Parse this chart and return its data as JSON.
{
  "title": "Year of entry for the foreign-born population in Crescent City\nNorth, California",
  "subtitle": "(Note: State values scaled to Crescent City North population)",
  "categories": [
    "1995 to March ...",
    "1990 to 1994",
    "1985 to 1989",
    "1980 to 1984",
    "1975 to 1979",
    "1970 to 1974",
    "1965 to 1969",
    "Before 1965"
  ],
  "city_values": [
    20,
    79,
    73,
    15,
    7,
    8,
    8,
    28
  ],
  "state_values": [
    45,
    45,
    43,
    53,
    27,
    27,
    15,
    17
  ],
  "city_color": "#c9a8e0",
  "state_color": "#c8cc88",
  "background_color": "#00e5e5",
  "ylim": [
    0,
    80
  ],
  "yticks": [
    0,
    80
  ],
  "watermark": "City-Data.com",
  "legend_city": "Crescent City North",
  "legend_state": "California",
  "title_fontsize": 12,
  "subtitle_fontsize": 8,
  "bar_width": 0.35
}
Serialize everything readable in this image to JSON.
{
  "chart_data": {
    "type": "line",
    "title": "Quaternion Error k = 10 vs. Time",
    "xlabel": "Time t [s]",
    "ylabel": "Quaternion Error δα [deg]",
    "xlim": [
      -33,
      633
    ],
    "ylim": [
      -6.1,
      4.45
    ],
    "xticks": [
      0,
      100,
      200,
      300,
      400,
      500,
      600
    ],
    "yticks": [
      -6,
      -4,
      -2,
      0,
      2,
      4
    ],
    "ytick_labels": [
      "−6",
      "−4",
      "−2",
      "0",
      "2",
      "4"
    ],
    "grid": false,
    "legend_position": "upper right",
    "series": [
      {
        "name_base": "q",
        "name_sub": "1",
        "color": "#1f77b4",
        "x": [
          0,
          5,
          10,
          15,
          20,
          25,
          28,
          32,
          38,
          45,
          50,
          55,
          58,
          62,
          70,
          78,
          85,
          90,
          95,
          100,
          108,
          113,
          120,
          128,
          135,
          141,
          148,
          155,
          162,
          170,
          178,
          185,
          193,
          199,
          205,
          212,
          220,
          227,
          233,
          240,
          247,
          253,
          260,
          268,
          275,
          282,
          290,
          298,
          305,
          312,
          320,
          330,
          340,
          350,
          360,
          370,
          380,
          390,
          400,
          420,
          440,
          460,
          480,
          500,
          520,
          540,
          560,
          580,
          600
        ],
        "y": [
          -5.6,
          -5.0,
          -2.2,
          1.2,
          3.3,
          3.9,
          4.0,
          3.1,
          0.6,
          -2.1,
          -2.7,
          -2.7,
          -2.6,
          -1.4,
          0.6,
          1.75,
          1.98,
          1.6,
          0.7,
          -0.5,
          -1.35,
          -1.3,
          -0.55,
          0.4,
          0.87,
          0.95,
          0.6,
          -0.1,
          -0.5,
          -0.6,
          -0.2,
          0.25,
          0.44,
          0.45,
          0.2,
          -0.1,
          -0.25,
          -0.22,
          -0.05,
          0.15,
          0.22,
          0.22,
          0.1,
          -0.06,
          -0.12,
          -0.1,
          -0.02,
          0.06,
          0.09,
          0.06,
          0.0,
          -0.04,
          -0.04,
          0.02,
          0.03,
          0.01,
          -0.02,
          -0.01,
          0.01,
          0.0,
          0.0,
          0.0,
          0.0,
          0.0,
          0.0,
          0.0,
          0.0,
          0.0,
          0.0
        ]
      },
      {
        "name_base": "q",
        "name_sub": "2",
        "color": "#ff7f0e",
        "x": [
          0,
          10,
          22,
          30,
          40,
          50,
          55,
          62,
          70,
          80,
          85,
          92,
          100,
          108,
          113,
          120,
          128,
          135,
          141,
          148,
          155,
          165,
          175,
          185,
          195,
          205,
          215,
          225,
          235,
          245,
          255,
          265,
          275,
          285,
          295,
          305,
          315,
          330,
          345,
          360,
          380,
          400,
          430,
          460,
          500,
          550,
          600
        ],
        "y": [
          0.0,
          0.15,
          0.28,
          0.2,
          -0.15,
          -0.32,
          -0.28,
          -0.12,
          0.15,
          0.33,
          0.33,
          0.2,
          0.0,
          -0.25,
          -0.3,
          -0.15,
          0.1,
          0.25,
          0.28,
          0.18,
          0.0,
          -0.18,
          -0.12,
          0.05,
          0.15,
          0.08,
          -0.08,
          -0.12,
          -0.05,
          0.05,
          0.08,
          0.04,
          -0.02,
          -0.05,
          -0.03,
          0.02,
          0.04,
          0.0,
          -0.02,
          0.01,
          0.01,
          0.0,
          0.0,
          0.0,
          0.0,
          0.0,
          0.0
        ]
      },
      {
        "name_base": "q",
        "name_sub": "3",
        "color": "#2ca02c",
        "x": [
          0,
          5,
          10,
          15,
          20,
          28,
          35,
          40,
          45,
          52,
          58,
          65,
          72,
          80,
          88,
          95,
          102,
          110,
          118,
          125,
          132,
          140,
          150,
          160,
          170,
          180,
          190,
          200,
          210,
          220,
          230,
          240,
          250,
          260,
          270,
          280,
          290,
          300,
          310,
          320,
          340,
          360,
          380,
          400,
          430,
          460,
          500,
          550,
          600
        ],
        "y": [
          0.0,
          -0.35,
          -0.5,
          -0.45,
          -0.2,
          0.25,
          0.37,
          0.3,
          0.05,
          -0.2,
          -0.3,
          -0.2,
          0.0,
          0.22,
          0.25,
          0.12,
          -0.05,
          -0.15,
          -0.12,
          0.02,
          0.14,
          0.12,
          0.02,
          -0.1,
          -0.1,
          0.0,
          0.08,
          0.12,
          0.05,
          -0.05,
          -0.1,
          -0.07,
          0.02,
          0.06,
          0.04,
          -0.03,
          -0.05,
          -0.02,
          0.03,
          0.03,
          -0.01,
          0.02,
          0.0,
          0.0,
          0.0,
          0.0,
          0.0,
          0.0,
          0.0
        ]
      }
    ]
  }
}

# [Directive]
Where does the word "Quaternion" appear in the listing? List each line that holds it.

# [Exercise output]
    "title": "Quaternion Error k = 10 vs. Time",
    "ylabel": "Quaternion Error δα [deg]",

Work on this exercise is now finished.